====== Task data ======
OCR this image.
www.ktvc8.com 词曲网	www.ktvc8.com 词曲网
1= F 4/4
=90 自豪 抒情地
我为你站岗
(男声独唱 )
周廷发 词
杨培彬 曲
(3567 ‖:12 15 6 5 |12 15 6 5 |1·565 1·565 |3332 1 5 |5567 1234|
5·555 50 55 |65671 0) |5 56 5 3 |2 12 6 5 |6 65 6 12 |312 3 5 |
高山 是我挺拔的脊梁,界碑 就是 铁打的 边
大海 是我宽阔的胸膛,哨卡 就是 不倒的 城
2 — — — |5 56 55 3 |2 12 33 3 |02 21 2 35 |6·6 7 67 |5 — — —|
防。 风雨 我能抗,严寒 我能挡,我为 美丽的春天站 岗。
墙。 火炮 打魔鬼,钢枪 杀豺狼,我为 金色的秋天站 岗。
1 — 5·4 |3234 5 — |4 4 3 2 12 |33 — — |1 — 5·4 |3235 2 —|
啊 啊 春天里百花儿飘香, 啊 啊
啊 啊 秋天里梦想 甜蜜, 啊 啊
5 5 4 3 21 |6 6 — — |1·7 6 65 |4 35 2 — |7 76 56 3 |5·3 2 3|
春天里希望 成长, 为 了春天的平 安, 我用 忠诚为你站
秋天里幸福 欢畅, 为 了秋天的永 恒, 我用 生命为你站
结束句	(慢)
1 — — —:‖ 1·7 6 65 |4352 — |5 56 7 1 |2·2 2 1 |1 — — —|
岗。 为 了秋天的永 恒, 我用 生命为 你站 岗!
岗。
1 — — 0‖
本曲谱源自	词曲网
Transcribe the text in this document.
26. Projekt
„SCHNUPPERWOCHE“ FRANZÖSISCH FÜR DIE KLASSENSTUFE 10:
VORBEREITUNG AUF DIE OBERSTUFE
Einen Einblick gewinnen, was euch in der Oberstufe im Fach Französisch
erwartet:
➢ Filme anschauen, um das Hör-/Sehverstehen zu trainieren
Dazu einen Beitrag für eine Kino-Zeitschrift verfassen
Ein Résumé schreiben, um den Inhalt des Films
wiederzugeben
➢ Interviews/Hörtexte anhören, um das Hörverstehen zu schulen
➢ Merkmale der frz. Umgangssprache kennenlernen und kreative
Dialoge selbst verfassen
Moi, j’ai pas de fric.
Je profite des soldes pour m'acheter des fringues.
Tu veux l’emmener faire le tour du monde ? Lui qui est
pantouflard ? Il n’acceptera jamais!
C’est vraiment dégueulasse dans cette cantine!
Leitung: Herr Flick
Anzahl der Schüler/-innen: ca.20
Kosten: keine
======
Nothing should be left out: return all of the records exactly.

OCR this image.
www.ktvc8.com 词曲网	www.ktvc8.com 词曲网
1= F 4/4
=90 自豪 抒情地
我为你站岗
(男声独唱 )
周廷发 词
杨培彬 曲
(3567 ‖:12 15 6 5 |12 15 6 5 |1·565 1·565 |3332 1 5 |5567 1234|
5·555 50 55 |65671 0) |5 56 5 3 |2 12 6 5 |6 65 6 12 |312 3 5 |
高山 是我挺拔的脊梁,界碑 就是 铁打的 边
大海 是我宽阔的胸膛,哨卡 就是 不倒的 城
2 — — — |5 56 55 3 |2 12 33 3 |02 21 2 35 |6·6 7 67 |5 — — —|
防。 风雨 我能抗,严寒 我能挡,我为 美丽的春天站 岗。
墙。 火炮 打魔鬼,钢枪 杀豺狼,我为 金色的秋天站 岗。
1 — 5·4 |3234 5 — |4 4 3 2 12 |33 — — |1 — 5·4 |3235 2 —|
啊 啊 春天里百花儿飘香, 啊 啊
啊 啊 秋天里梦想 甜蜜, 啊 啊
5 5 4 3 21 |6 6 — — |1·7 6 65 |4 35 2 — |7 76 56 3 |5·3 2 3|
春天里希望 成长, 为 了春天的平 安, 我用 忠诚为你站
秋天里幸福 欢畅, 为 了秋天的永 恒, 我用 生命为你站
结束句	(慢)
1 — — —:‖ 1·7 6 65 |4352 — |5 56 7 1 |2·2 2 1 |1 — — —|
岗。 为 了秋天的永 恒, 我用 生命为 你站 岗!
岗。
1 — — 0‖
本曲谱源自	词曲网
Transcribe the text in this document.
26. Projekt
„SCHNUPPERWOCHE“ FRANZÖSISCH FÜR DIE KLASSENSTUFE 10:
VORBEREITUNG AUF DIE OBERSTUFE
Einen Einblick gewinnen, was euch in der Oberstufe im Fach Französisch
erwartet:
➢ Filme anschauen, um das Hör-/Sehverstehen zu trainieren
Dazu einen Beitrag für eine Kino-Zeitschrift verfassen
Ein Résumé schreiben, um den Inhalt des Films
wiederzugeben
➢ Interviews/Hörtexte anhören, um das Hörverstehen zu schulen
➢ Merkmale der frz. Umgangssprache kennenlernen und kreative
Dialoge selbst verfassen
Moi, j’ai pas de fric.
Je profite des soldes pour m'acheter des fringues.
Tu veux l’emmener faire le tour du monde ? Lui qui est
pantouflard ? Il n’acceptera jamais!
C’est vraiment dégueulasse dans cette cantine!
Leitung: Herr Flick
Anzahl der Schüler/-innen: ca.20
Kosten: keine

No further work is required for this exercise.